[Stored items from a collection]
····················

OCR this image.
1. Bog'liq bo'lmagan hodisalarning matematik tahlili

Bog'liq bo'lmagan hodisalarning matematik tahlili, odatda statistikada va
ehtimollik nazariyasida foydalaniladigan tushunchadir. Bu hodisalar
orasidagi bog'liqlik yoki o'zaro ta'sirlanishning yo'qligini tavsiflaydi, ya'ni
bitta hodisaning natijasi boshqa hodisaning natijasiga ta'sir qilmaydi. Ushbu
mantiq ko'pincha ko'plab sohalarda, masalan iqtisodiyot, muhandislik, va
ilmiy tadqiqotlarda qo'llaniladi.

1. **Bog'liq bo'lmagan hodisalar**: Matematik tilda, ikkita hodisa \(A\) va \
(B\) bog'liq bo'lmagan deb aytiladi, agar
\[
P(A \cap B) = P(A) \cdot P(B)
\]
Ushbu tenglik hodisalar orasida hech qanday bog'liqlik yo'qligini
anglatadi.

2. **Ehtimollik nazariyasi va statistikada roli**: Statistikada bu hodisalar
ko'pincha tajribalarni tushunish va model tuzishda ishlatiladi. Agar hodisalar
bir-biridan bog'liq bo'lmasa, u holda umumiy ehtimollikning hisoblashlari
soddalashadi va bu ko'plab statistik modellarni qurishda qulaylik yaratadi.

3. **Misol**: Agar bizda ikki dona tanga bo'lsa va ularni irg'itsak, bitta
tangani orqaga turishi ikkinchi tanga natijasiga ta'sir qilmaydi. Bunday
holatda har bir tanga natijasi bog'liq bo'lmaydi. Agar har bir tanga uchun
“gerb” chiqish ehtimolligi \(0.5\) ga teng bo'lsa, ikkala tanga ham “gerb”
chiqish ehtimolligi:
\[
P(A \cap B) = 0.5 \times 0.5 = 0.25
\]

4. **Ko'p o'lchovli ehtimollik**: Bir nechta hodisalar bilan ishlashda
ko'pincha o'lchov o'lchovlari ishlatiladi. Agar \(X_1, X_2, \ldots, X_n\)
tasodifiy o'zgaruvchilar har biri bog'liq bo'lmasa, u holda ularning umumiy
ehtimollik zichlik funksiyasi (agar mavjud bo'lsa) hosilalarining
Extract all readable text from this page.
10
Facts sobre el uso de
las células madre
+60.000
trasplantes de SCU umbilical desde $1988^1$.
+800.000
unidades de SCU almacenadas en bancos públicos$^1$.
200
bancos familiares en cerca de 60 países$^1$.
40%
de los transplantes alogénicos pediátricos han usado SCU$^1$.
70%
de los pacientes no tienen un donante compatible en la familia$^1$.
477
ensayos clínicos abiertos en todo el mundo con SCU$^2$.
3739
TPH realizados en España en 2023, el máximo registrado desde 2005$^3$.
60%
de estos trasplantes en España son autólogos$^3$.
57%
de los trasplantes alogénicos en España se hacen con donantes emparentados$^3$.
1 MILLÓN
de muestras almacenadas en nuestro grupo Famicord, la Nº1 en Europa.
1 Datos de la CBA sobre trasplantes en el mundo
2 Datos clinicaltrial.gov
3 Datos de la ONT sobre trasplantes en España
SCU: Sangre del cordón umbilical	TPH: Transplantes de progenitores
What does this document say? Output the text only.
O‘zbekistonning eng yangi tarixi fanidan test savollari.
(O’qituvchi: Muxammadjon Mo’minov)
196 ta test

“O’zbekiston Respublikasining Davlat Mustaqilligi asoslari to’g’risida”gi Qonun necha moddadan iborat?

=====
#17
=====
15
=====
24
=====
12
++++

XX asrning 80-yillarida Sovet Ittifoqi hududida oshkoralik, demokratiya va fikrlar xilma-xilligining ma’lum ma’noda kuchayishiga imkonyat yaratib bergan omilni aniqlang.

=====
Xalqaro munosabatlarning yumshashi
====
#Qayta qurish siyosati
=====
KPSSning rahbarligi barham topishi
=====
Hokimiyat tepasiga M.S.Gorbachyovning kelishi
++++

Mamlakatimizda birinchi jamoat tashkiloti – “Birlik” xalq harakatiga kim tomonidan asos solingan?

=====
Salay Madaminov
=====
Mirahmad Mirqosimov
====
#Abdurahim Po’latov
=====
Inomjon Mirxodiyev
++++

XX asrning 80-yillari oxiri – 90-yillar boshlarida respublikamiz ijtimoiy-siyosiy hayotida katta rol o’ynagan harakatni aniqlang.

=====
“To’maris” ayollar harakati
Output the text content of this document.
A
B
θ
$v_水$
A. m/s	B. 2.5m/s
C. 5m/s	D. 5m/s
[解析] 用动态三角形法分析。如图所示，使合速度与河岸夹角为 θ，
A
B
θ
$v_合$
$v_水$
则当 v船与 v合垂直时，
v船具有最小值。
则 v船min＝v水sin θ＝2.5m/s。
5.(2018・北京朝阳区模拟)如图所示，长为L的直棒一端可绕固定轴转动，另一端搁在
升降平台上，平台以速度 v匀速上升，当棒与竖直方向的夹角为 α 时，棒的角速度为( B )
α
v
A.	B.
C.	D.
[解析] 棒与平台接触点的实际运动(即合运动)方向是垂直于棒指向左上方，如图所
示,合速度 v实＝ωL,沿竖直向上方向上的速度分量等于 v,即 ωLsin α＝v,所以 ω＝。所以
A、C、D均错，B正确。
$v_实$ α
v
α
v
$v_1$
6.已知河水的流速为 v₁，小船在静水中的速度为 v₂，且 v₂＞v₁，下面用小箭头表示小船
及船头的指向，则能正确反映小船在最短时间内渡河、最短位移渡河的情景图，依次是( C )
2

····················

Find every line in the listing that holds the string "statistikada", then say how many there are as a bare number.

2